Frozen

 

The lane this morning 
Thanks to a local farrier who gave me a push to work

Sir Basil

 When I was 18, I embarked on a very short and exceedingly unsuccessful career as a bank clerk.
Banks in 1980 were still staffed by dozens of clerks, all beavering away behind counters and in machine rooms and in the hierarchy, so evident in those old beige offices, I was the lowest of the low .
Now one of my daily jobs was to fold individual statements and seal them into envelopes before franking and posting . Now Certain statements of the most special customers had to be pulled out separately and their envelopes had to be hand typed by the junior clerk and the one I always remember was Sir Basil Rathbone * 
Now Sir Rathbone had no less than twelve letters after his name and every month I somehow managed to get one of those letters wrong. The B in OBE would be in lowercase, or the K and B in KBE would be reversed: I’d forget a comma between award letters and one time I actually had the audacity to forget a full stop.

◇ ◇ ◇

### Task instructions
1 – Read the post about working as a bank clerk. For each statement, answer yes or no to whether it agrees with the post, and quote the words that decide it. (a) The writer began a career as a bank clerk at age 18. (b) The junior clerk typed the envelopes for the most special customers by hand. (c) Sir Basil Rathbone had six letters after his name.
2 – Carry on the post about working as a bank clerk, picking up after its final sentence.

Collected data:
◇ ◇ ◇

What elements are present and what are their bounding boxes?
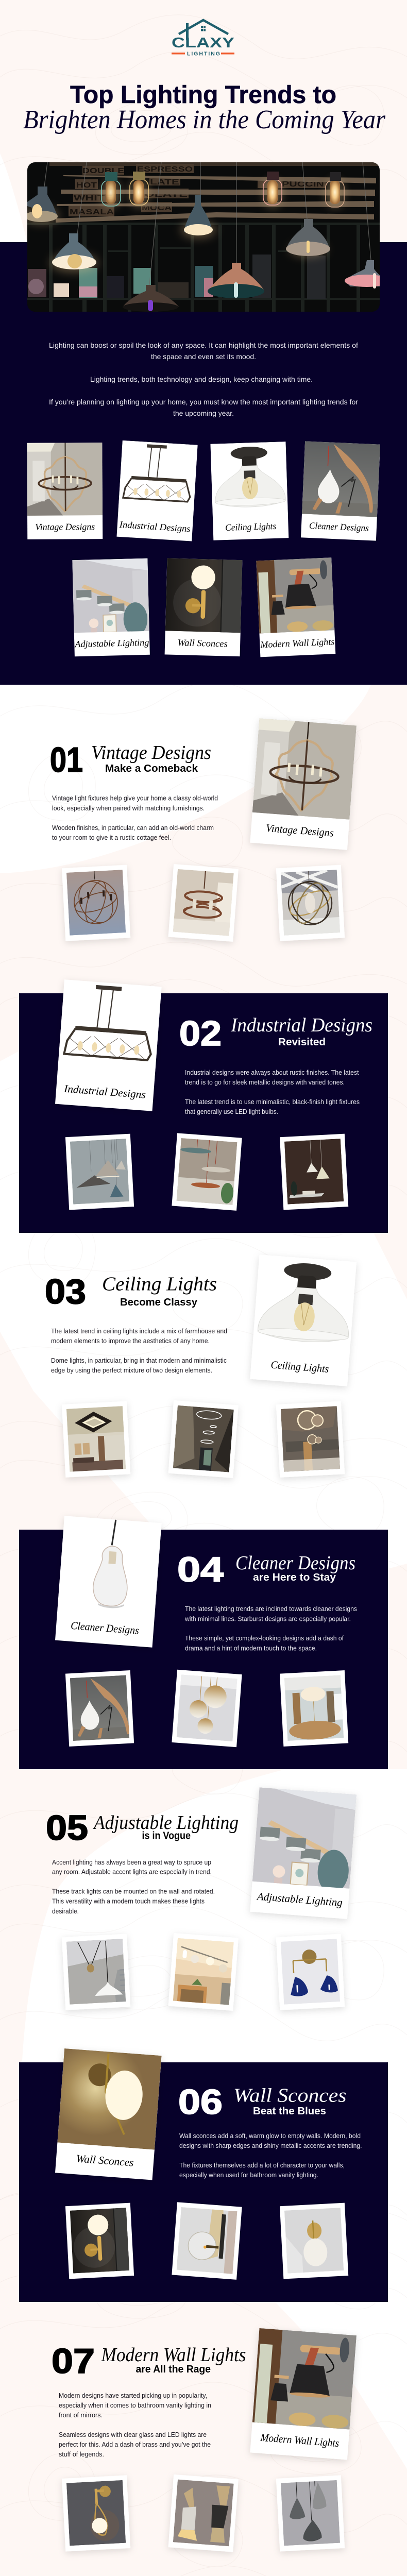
section 06 heading <box>178 2082 346 2122</box>
section 01 heading <box>50 740 211 779</box>
lamp: top left shade <box>25 187 58 222</box>
section 05 heading: 05 <box>46 1808 88 1848</box>
section 03 heading <box>45 1272 217 1311</box>
section 06 photos <box>65 2202 348 2280</box>
section 02 heading <box>179 1014 372 1053</box>
section 02 heading: Industrial Designs <box>230 1014 372 1036</box>
panel: section 06 <box>19 2062 388 2302</box>
section 05 text: This versatility with a modern touch makes these lights <box>52 1898 205 1905</box>
title <box>23 81 386 134</box>
section 04 text: These simple, yet complex-looking designs add a dash of <box>185 1635 344 1642</box>
section 01 text: look, especially when paired with matching furnishings. <box>52 805 205 812</box>
crate lettering: PUCCIN <box>282 180 324 189</box>
section 03 text: Dome lights, in particular, bring in that modern and minimalistic <box>51 1357 227 1364</box>
section 07 text <box>59 2392 211 2458</box>
section 02 feature card <box>55 979 162 1111</box>
section 04 heading: 04 <box>177 1550 224 1589</box>
section 06 feature card <box>55 2048 162 2180</box>
crate lettering: ESPRESSO <box>137 165 193 174</box>
card: Industrial Designs <box>116 440 198 541</box>
section 02 heading: 02 <box>179 1014 222 1053</box>
section 02 text: The latest trend is to use minimalistic, black-finish light fixtures <box>185 1098 360 1106</box>
crate lettering: WHITE <box>74 194 113 202</box>
section 06 text: Wall sconces add a soft, warm glow to empty walls. Modern, bold <box>179 2132 361 2140</box>
section 05 text: desirable. <box>52 1908 79 1915</box>
logo: Claxy Lighting: LIGHTING <box>187 50 220 57</box>
panel: intro navy band <box>0 242 407 685</box>
section 01 feature card: Vintage Designs <box>265 822 334 839</box>
section 04 feature card <box>55 1516 162 1648</box>
logo: Claxy Lighting <box>172 20 234 57</box>
section 05 text <box>52 1859 215 1915</box>
crate lettering <box>70 165 324 216</box>
lamp: left big shade <box>52 233 96 269</box>
section 04 feature card: Cleaner Designs <box>70 1619 140 1637</box>
section 05 heading: Adjustable Lighting <box>92 1812 239 1834</box>
crate lettering: HOT <box>76 181 97 190</box>
card: Modern Wall Lights: Modern Wall Lights <box>260 636 335 650</box>
crate lettering: DOUBLE <box>82 166 124 175</box>
section 06 text: The fixtures themselves add a lot of character to your walls, <box>179 2162 345 2169</box>
crate lettering: OLATE <box>144 190 188 199</box>
card: Adjustable Lighting: Adjustable Lighting <box>74 637 149 649</box>
section 02 text: trend is to go for sleek metallic designs with varied tones. <box>185 1079 345 1086</box>
crate lettering: MOCA <box>142 204 172 212</box>
section 07 text: Seamless designs with clear glass and LED lights are <box>59 2431 207 2438</box>
lamp: bottom dark cone <box>123 285 179 312</box>
section 05 text: Accent lighting has always been a great way to spruce up <box>52 1859 211 1866</box>
section 04 text: drama and a hint of modern touch to the space. <box>185 1645 317 1652</box>
hero photo: hanging lamps <box>24 162 389 312</box>
section 01 heading: Vintage Designs <box>91 742 211 764</box>
card: Ceiling Lights <box>210 442 289 540</box>
lamp: copper cone <box>208 263 264 298</box>
card: Wall Sconces: Wall Sconces <box>177 637 228 649</box>
section 02 text: Industrial designs were always about rustic finishes. The latest <box>185 1069 359 1076</box>
section 07 text: front of mirrors. <box>59 2412 103 2419</box>
section 01 text: Wooden finishes, in particular, can add an old-world charm <box>52 824 214 832</box>
section 07 text: especially when it comes to bathroom vanity lighting in <box>59 2402 211 2409</box>
crate lettering: MASALA <box>70 208 114 216</box>
section 06 heading: 06 <box>178 2082 223 2122</box>
section 03 heading: Become Classy <box>120 1297 198 1308</box>
section 03 photos <box>62 1400 345 1478</box>
section 07 heading: 07 <box>52 2342 95 2381</box>
section 05 feature card <box>250 1787 357 1919</box>
section 07 feature card <box>250 2328 357 2460</box>
title: Brighten Homes in the Coming Year <box>23 105 386 134</box>
section 04 heading <box>177 1550 355 1589</box>
lamp: centre bell <box>184 195 213 235</box>
section 02 text: that generally use LED light bulbs. <box>185 1108 278 1115</box>
lamp: pink right <box>345 260 380 289</box>
section 06 feature card: Wall Sconces <box>76 2152 134 2169</box>
section 04 photos <box>65 1670 348 1747</box>
card: Industrial Designs: Industrial Designs <box>118 519 191 534</box>
section 05 heading: is in Vogue <box>142 1830 191 1841</box>
intro text: Lighting can boost or spoil the look of any space. It can highlight the most important elements of <box>49 341 358 349</box>
section 04 text: with minimal lines. Starburst designs are especially popular. <box>184 1616 351 1623</box>
section 03 feature card <box>250 1255 357 1386</box>
section 03 heading: 03 <box>45 1272 86 1311</box>
section 01 text: Vintage light fixtures help give your home a classy old-world <box>52 794 218 802</box>
section 06 heading: Beat the Blues <box>253 2106 326 2117</box>
section 05 text: These track lights can be mounted on the wall and rotated. <box>52 1888 215 1895</box>
card: Cleaner Designs: Cleaner Designs <box>309 520 369 533</box>
card: Ceiling Lights: Ceiling Lights <box>225 521 276 533</box>
section 05 text: any room. Adjustable accent lights are especially in trend. <box>52 1868 212 1875</box>
section 07 text: Modern designs have started picking up in popularity, <box>59 2392 207 2399</box>
card: Vintage Designs: Vintage Designs <box>35 521 95 532</box>
section 02 photos <box>65 1133 348 1211</box>
section 05 heading <box>46 1808 239 1848</box>
section 01 feature card <box>250 718 357 850</box>
section 04 heading: Cleaner Designs <box>235 1552 355 1574</box>
section 03 heading: Ceiling Lights <box>102 1274 217 1295</box>
section 06 text <box>179 2132 362 2179</box>
section 02 feature card: Industrial Designs <box>63 1082 146 1101</box>
section 02 heading: Revisited <box>278 1037 326 1048</box>
section 07 text: stuff of legends. <box>59 2451 104 2458</box>
section 03 text: modern elements to improve the aesthetics of any home. <box>51 1337 210 1345</box>
section 06 text: designs with sharp edges and shiny metallic accents are trending. <box>179 2142 362 2149</box>
intro text <box>49 341 358 417</box>
section 01 text <box>52 794 218 841</box>
section 07 heading <box>52 2342 246 2381</box>
section 07 feature card: Modern Wall Lights <box>260 2431 340 2449</box>
panel: section 02 <box>19 993 388 1233</box>
logo: Claxy Lighting: CLAXY <box>172 35 234 50</box>
lamp: cage lights <box>106 180 340 204</box>
card: Vintage Designs <box>27 443 103 539</box>
card: Adjustable Lighting <box>72 558 150 656</box>
section 07 photos <box>62 2475 345 2552</box>
section 03 feature card: Ceiling Lights <box>270 1359 329 1375</box>
section 01 heading: Make a Comeback <box>105 763 198 774</box>
section 04 text: The latest lighting trends are inclined towards cleaner designs <box>185 1605 357 1613</box>
section 03 text <box>51 1328 227 1374</box>
section 03 text: The latest trend in ceiling lights include a mix of farmhouse and <box>51 1328 227 1335</box>
section 04 heading: are Here to Stay <box>253 1572 336 1583</box>
section 02 text <box>185 1069 360 1115</box>
section 07 heading: Modern Wall Lights <box>101 2344 246 2366</box>
intro text: If you’re planning on lighting up your home, you must know the most important lighting trends for <box>49 398 358 406</box>
section 05 photos <box>62 1933 345 2011</box>
intro text: the upcoming year. <box>173 409 234 417</box>
section 06 text: especially when used for bathroom vanity lighting. <box>179 2172 318 2179</box>
section 07 heading: are All the Rage <box>136 2364 211 2375</box>
card: Cleaner Designs <box>301 441 380 541</box>
card: Wall Sconces <box>165 558 242 656</box>
intro text: Lighting trends, both technology and design, keep changing with time. <box>90 375 313 383</box>
section 01 heading: 01 <box>50 740 83 779</box>
lamp: right big shade <box>286 219 330 256</box>
title: Top Lighting Trends to <box>70 81 336 109</box>
section 04 text <box>184 1605 357 1652</box>
section 06 heading: Wall Sconces <box>233 2084 346 2106</box>
card: Modern Wall Lights <box>256 557 335 657</box>
panel: section 04 <box>19 1530 388 1769</box>
section 05 feature card: Adjustable Lighting <box>256 1890 343 1909</box>
section 01 photos <box>62 864 345 942</box>
section 01 text: to your room to give it a rustic cottage feel. <box>52 834 171 841</box>
section 03 text: edge by using the perfect mixture of two design elements. <box>51 1367 212 1374</box>
intro text: the space and even set its mood. <box>151 352 256 361</box>
section 07 text: perfect for this. Add a dash of brass and you’ve got the <box>59 2441 211 2448</box>
crate lettering: LATE <box>150 178 179 187</box>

◇ ◇ ◇

### Outputs for the tasks
1 –
(a) Yes: "When I was 18, I embarked on a very short and exceedingly unsuccessful career as a bank clerk."
(b) Yes: "their envelopes had to be hand typed by the junior clerk"
(c) No: "had no less than twelve letters after his name"

2 –
I was forever being dragged to Mr William’s, the deputy manager’s booth, stationed behind and above the counter clerks to be bollocked for getting the envelope wrong and after a year I grew to hate Sir Basil and his difficult twelve letters, even though I was the one that had done the wrong thing and he was “petty enough” to shout down the phone to complain .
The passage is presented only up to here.